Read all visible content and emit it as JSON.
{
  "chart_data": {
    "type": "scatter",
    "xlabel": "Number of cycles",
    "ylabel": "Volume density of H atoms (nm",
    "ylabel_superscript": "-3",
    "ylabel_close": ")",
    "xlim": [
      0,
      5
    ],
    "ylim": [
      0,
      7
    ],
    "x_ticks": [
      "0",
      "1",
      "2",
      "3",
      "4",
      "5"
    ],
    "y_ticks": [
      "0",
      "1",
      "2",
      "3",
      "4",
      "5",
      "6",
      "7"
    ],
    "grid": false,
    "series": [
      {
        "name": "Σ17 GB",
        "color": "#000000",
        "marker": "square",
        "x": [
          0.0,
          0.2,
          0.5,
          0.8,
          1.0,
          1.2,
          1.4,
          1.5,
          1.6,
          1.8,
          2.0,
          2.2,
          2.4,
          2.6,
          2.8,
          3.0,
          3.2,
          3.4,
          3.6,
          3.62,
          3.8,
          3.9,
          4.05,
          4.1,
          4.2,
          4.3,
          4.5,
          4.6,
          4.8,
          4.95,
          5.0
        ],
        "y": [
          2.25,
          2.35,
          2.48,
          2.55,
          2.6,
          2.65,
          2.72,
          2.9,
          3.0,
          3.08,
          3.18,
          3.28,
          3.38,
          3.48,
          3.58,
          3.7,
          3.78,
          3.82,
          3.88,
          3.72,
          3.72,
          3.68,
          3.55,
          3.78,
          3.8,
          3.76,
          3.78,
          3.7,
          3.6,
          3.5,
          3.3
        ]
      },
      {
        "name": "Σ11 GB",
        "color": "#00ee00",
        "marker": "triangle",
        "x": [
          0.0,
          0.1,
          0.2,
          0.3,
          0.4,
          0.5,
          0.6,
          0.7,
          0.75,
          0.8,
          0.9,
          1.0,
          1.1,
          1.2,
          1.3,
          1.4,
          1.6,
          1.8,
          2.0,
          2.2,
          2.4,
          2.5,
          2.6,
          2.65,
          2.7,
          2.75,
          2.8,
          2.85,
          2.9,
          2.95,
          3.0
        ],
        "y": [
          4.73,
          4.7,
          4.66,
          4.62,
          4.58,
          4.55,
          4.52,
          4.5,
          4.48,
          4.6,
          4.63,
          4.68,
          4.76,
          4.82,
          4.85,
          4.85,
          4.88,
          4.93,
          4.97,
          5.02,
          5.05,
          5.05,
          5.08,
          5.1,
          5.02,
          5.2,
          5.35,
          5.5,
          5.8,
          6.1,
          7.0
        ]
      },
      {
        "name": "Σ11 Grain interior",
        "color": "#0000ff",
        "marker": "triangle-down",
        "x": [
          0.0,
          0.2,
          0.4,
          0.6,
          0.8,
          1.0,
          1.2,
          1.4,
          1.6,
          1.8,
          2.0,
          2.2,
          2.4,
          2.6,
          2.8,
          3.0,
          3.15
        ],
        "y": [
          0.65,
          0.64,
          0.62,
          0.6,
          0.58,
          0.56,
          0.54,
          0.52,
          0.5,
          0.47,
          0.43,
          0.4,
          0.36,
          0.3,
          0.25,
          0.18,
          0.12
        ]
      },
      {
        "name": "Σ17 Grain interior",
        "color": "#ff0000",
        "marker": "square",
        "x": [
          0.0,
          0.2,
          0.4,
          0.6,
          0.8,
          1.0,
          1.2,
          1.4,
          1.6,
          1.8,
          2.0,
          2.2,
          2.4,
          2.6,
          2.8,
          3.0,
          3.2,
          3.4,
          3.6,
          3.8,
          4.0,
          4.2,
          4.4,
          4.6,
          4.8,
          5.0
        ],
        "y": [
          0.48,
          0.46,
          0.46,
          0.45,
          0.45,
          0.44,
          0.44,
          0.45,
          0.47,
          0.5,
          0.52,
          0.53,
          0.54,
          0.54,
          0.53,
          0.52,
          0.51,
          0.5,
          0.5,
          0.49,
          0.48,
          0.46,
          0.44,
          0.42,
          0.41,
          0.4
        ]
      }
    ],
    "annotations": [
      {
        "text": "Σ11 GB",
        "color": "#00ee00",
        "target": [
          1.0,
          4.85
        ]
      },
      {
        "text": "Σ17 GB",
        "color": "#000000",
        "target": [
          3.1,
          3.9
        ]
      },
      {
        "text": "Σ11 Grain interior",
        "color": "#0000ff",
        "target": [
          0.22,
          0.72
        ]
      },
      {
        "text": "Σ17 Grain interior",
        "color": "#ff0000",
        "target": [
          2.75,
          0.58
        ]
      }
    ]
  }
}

---------------

» Exercise description: The required output is the number of lines containing the word "interior", and nothing besides.

» Expected answer: 4